WHAT THE TASK REQUIRES:
Repeat the records below exactly, leaving out any pictures.
□ □ □ □ □
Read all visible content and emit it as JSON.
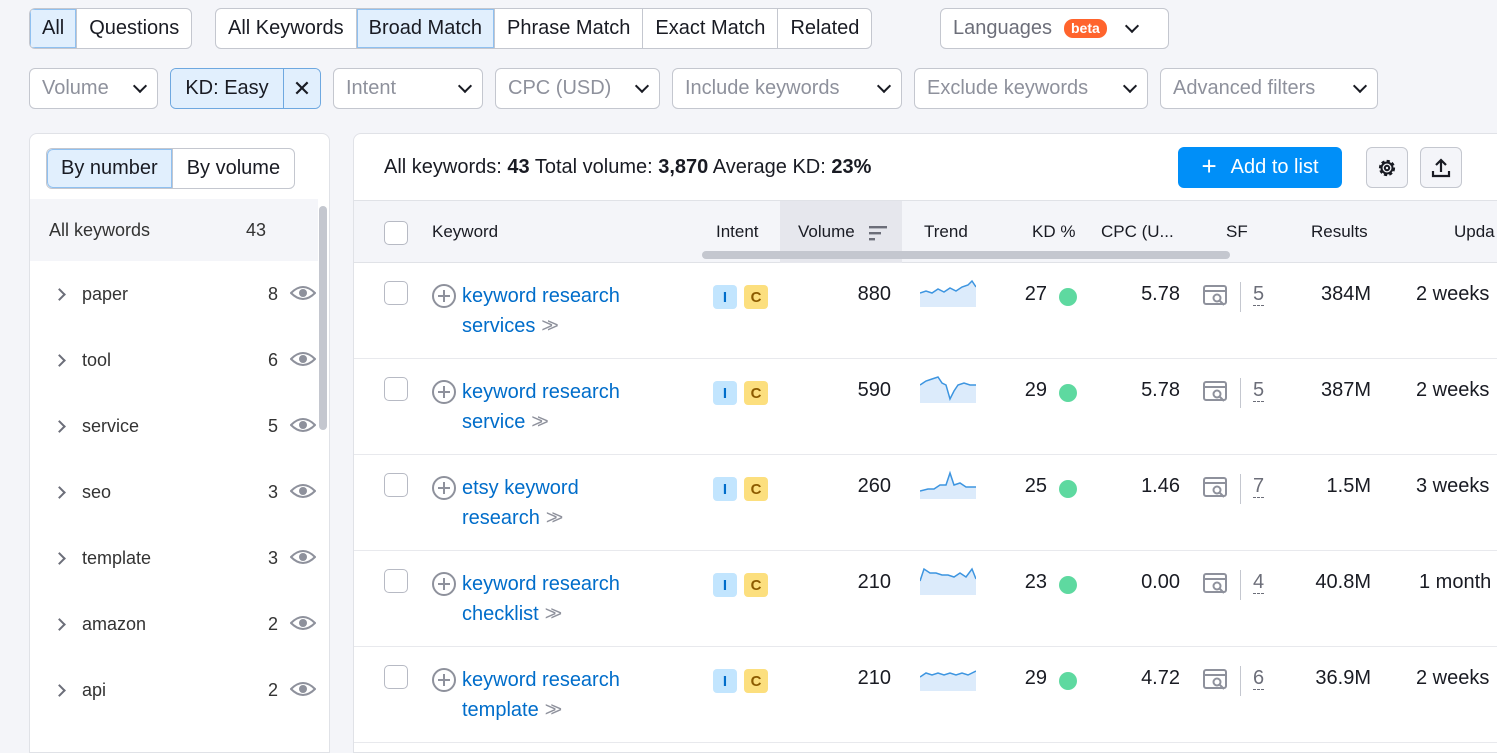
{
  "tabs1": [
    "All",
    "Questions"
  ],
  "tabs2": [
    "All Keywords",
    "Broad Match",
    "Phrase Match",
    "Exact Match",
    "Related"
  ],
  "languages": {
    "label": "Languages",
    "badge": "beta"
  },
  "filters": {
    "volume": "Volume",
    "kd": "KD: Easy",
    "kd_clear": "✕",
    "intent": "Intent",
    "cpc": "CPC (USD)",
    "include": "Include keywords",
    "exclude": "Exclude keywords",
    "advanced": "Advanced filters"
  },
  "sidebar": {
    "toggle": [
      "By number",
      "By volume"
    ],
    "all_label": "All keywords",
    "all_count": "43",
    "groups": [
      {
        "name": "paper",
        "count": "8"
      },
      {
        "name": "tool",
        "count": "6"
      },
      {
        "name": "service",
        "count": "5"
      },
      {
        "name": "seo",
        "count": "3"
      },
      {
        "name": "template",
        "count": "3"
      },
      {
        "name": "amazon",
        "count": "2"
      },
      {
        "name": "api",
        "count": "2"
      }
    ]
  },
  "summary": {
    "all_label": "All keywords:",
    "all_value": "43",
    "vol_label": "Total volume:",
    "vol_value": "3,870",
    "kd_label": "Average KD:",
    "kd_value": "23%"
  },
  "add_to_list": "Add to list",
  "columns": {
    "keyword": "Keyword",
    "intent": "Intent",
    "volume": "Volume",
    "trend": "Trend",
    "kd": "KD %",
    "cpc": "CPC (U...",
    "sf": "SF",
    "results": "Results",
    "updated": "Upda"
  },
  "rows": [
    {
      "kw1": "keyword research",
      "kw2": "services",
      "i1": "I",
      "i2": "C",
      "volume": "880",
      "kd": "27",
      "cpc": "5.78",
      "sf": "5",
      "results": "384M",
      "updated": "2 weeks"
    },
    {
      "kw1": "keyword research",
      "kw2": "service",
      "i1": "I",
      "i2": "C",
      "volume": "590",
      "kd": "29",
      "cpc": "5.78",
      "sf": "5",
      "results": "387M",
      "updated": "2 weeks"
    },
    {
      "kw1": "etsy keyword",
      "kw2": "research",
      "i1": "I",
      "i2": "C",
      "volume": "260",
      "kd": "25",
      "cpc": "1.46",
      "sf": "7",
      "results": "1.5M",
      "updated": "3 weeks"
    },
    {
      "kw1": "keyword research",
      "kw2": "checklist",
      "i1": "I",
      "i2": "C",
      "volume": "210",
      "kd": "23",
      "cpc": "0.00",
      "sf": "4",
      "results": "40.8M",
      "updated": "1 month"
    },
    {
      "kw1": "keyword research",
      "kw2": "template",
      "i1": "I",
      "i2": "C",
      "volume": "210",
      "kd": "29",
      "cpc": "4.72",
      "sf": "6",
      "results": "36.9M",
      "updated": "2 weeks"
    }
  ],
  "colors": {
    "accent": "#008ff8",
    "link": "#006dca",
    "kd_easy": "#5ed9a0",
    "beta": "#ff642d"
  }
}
□ □ □ □ □
FINAL ANSWER:
Read all visible content and emit it as JSON.
{
  "tabs1": [
    "All",
    "Questions"
  ],
  "tabs2": [
    "All Keywords",
    "Broad Match",
    "Phrase Match",
    "Exact Match",
    "Related"
  ],
  "languages": {
    "label": "Languages",
    "badge": "beta"
  },
  "filters": {
    "volume": "Volume",
    "kd": "KD: Easy",
    "kd_clear": "✕",
    "intent": "Intent",
    "cpc": "CPC (USD)",
    "include": "Include keywords",
    "exclude": "Exclude keywords",
    "advanced": "Advanced filters"
  },
  "sidebar": {
    "toggle": [
      "By number",
      "By volume"
    ],
    "all_label": "All keywords",
    "all_count": "43",
    "groups": [
      {
        "name": "paper",
        "count": "8"
      },
      {
        "name": "tool",
        "count": "6"
      },
      {
        "name": "service",
        "count": "5"
      },
      {
        "name": "seo",
        "count": "3"
      },
      {
        "name": "template",
        "count": "3"
      },
      {
        "name": "amazon",
        "count": "2"
      },
      {
        "name": "api",
        "count": "2"
      }
    ]
  },
  "summary": {
    "all_label": "All keywords:",
    "all_value": "43",
    "vol_label": "Total volume:",
    "vol_value": "3,870",
    "kd_label": "Average KD:",
    "kd_value": "23%"
  },
  "add_to_list": "Add to list",
  "columns": {
    "keyword": "Keyword",
    "intent": "Intent",
    "volume": "Volume",
    "trend": "Trend",
    "kd": "KD %",
    "cpc": "CPC (U...",
    "sf": "SF",
    "results": "Results",
    "updated": "Upda"
  },
  "rows": [
    {
      "kw1": "keyword research",
      "kw2": "services",
      "i1": "I",
      "i2": "C",
      "volume": "880",
      "kd": "27",
      "cpc": "5.78",
      "sf": "5",
      "results": "384M",
      "updated": "2 weeks"
    },
    {
      "kw1": "keyword research",
      "kw2": "service",
      "i1": "I",
      "i2": "C",
      "volume": "590",
      "kd": "29",
      "cpc": "5.78",
      "sf": "5",
      "results": "387M",
      "updated": "2 weeks"
    },
    {
      "kw1": "etsy keyword",
      "kw2": "research",
      "i1": "I",
      "i2": "C",
      "volume": "260",
      "kd": "25",
      "cpc": "1.46",
      "sf": "7",
      "results": "1.5M",
      "updated": "3 weeks"
    },
    {
      "kw1": "keyword research",
      "kw2": "checklist",
      "i1": "I",
      "i2": "C",
      "volume": "210",
      "kd": "23",
      "cpc": "0.00",
      "sf": "4",
      "results": "40.8M",
      "updated": "1 month"
    },
    {
      "kw1": "keyword research",
      "kw2": "template",
      "i1": "I",
      "i2": "C",
      "volume": "210",
      "kd": "29",
      "cpc": "4.72",
      "sf": "6",
      "results": "36.9M",
      "updated": "2 weeks"
    }
  ],
  "colors": {
    "accent": "#008ff8",
    "link": "#006dca",
    "kd_easy": "#5ed9a0",
    "beta": "#ff642d"
  }
}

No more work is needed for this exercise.